§ **What is required**
Write out the material below again, unchanged.

— START OF The input —

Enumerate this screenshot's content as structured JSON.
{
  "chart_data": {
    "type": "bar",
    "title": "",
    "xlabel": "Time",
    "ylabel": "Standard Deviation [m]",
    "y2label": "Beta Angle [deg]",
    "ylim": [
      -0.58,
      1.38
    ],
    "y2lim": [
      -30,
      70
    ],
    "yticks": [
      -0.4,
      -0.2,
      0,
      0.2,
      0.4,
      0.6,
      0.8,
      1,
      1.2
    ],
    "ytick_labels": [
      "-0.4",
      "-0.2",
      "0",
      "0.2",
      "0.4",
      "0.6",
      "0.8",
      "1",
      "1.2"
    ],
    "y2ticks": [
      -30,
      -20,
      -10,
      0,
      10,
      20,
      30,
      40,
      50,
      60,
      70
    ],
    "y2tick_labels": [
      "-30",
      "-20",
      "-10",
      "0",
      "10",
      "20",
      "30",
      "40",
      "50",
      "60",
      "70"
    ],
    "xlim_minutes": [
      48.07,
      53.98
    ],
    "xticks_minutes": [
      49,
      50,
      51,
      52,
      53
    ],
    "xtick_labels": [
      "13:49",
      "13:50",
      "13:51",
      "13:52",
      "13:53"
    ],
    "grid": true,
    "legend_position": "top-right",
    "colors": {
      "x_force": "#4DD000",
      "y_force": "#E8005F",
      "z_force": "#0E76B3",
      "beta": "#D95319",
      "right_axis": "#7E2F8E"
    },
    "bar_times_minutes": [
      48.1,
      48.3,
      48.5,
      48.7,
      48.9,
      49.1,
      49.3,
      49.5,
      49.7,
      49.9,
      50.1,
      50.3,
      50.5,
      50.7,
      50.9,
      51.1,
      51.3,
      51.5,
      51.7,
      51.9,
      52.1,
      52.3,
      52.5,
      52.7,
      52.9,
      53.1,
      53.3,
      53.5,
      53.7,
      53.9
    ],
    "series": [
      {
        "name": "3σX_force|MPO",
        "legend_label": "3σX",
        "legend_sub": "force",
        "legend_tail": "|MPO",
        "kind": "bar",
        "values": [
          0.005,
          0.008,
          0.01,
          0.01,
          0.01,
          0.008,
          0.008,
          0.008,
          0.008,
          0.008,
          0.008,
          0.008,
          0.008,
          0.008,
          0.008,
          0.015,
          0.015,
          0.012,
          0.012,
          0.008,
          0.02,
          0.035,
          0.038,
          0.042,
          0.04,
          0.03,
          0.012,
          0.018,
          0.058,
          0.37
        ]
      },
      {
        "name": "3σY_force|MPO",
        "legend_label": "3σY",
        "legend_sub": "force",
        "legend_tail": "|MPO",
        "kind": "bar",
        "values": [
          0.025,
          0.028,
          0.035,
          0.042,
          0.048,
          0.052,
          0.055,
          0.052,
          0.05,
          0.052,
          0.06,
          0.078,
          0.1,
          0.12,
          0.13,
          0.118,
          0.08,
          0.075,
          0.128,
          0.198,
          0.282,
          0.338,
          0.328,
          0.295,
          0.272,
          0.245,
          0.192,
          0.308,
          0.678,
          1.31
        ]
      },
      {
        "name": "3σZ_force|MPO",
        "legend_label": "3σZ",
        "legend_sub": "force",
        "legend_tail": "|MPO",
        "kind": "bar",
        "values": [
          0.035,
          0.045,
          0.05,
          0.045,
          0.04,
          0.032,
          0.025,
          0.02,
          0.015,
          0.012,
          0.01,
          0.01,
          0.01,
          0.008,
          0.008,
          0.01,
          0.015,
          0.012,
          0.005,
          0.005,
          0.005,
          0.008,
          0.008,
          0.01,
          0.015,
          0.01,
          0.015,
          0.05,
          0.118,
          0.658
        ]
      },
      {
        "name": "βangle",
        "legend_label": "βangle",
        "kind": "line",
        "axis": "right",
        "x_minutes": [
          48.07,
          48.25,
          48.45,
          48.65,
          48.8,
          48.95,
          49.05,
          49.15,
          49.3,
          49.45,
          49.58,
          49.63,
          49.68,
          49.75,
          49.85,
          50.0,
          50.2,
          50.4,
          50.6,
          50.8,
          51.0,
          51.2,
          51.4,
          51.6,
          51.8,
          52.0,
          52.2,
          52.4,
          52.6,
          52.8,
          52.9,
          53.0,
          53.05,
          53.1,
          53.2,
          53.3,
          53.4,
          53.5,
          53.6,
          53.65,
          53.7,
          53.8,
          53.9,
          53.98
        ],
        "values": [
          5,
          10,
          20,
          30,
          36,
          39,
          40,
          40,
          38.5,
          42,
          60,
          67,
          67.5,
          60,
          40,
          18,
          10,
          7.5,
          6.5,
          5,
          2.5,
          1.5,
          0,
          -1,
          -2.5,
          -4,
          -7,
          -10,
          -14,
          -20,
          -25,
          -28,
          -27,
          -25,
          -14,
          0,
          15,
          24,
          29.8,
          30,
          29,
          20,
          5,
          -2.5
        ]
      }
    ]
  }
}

— END OF The input —

§ **Response below**
Enumerate this screenshot's content as structured JSON.
{
  "chart_data": {
    "type": "bar",
    "title": "",
    "xlabel": "Time",
    "ylabel": "Standard Deviation [m]",
    "y2label": "Beta Angle [deg]",
    "ylim": [
      -0.58,
      1.38
    ],
    "y2lim": [
      -30,
      70
    ],
    "yticks": [
      -0.4,
      -0.2,
      0,
      0.2,
      0.4,
      0.6,
      0.8,
      1,
      1.2
    ],
    "ytick_labels": [
      "-0.4",
      "-0.2",
      "0",
      "0.2",
      "0.4",
      "0.6",
      "0.8",
      "1",
      "1.2"
    ],
    "y2ticks": [
      -30,
      -20,
      -10,
      0,
      10,
      20,
      30,
      40,
      50,
      60,
      70
    ],
    "y2tick_labels": [
      "-30",
      "-20",
      "-10",
      "0",
      "10",
      "20",
      "30",
      "40",
      "50",
      "60",
      "70"
    ],
    "xlim_minutes": [
      48.07,
      53.98
    ],
    "xticks_minutes": [
      49,
      50,
      51,
      52,
      53
    ],
    "xtick_labels": [
      "13:49",
      "13:50",
      "13:51",
      "13:52",
      "13:53"
    ],
    "grid": true,
    "legend_position": "top-right",
    "colors": {
      "x_force": "#4DD000",
      "y_force": "#E8005F",
      "z_force": "#0E76B3",
      "beta": "#D95319",
      "right_axis": "#7E2F8E"
    },
    "bar_times_minutes": [
      48.1,
      48.3,
      48.5,
      48.7,
      48.9,
      49.1,
      49.3,
      49.5,
      49.7,
      49.9,
      50.1,
      50.3,
      50.5,
      50.7,
      50.9,
      51.1,
      51.3,
      51.5,
      51.7,
      51.9,
      52.1,
      52.3,
      52.5,
      52.7,
      52.9,
      53.1,
      53.3,
      53.5,
      53.7,
      53.9
    ],
    "series": [
      {
        "name": "3σX_force|MPO",
        "legend_label": "3σX",
        "legend_sub": "force",
        "legend_tail": "|MPO",
        "kind": "bar",
        "values": [
          0.005,
          0.008,
          0.01,
          0.01,
          0.01,
          0.008,
          0.008,
          0.008,
          0.008,
          0.008,
          0.008,
          0.008,
          0.008,
          0.008,
          0.008,
          0.015,
          0.015,
          0.012,
          0.012,
          0.008,
          0.02,
          0.035,
          0.038,
          0.042,
          0.04,
          0.03,
          0.012,
          0.018,
          0.058,
          0.37
        ]
      },
      {
        "name": "3σY_force|MPO",
        "legend_label": "3σY",
        "legend_sub": "force",
        "legend_tail": "|MPO",
        "kind": "bar",
        "values": [
          0.025,
          0.028,
          0.035,
          0.042,
          0.048,
          0.052,
          0.055,
          0.052,
          0.05,
          0.052,
          0.06,
          0.078,
          0.1,
          0.12,
          0.13,
          0.118,
          0.08,
          0.075,
          0.128,
          0.198,
          0.282,
          0.338,
          0.328,
          0.295,
          0.272,
          0.245,
          0.192,
          0.308,
          0.678,
          1.31
        ]
      },
      {
        "name": "3σZ_force|MPO",
        "legend_label": "3σZ",
        "legend_sub": "force",
        "legend_tail": "|MPO",
        "kind": "bar",
        "values": [
          0.035,
          0.045,
          0.05,
          0.045,
          0.04,
          0.032,
          0.025,
          0.02,
          0.015,
          0.012,
          0.01,
          0.01,
          0.01,
          0.008,
          0.008,
          0.01,
          0.015,
          0.012,
          0.005,
          0.005,
          0.005,
          0.008,
          0.008,
          0.01,
          0.015,
          0.01,
          0.015,
          0.05,
          0.118,
          0.658
        ]
      },
      {
        "name": "βangle",
        "legend_label": "βangle",
        "kind": "line",
        "axis": "right",
        "x_minutes": [
          48.07,
          48.25,
          48.45,
          48.65,
          48.8,
          48.95,
          49.05,
          49.15,
          49.3,
          49.45,
          49.58,
          49.63,
          49.68,
          49.75,
          49.85,
          50.0,
          50.2,
          50.4,
          50.6,
          50.8,
          51.0,
          51.2,
          51.4,
          51.6,
          51.8,
          52.0,
          52.2,
          52.4,
          52.6,
          52.8,
          52.9,
          53.0,
          53.05,
          53.1,
          53.2,
          53.3,
          53.4,
          53.5,
          53.6,
          53.65,
          53.7,
          53.8,
          53.9,
          53.98
        ],
        "values": [
          5,
          10,
          20,
          30,
          36,
          39,
          40,
          40,
          38.5,
          42,
          60,
          67,
          67.5,
          60,
          40,
          18,
          10,
          7.5,
          6.5,
          5,
          2.5,
          1.5,
          0,
          -1,
          -2.5,
          -4,
          -7,
          -10,
          -14,
          -20,
          -25,
          -28,
          -27,
          -25,
          -14,
          0,
          15,
          24,
          29.8,
          30,
          29,
          20,
          5,
          -2.5
        ]
      }
    ]
  }
}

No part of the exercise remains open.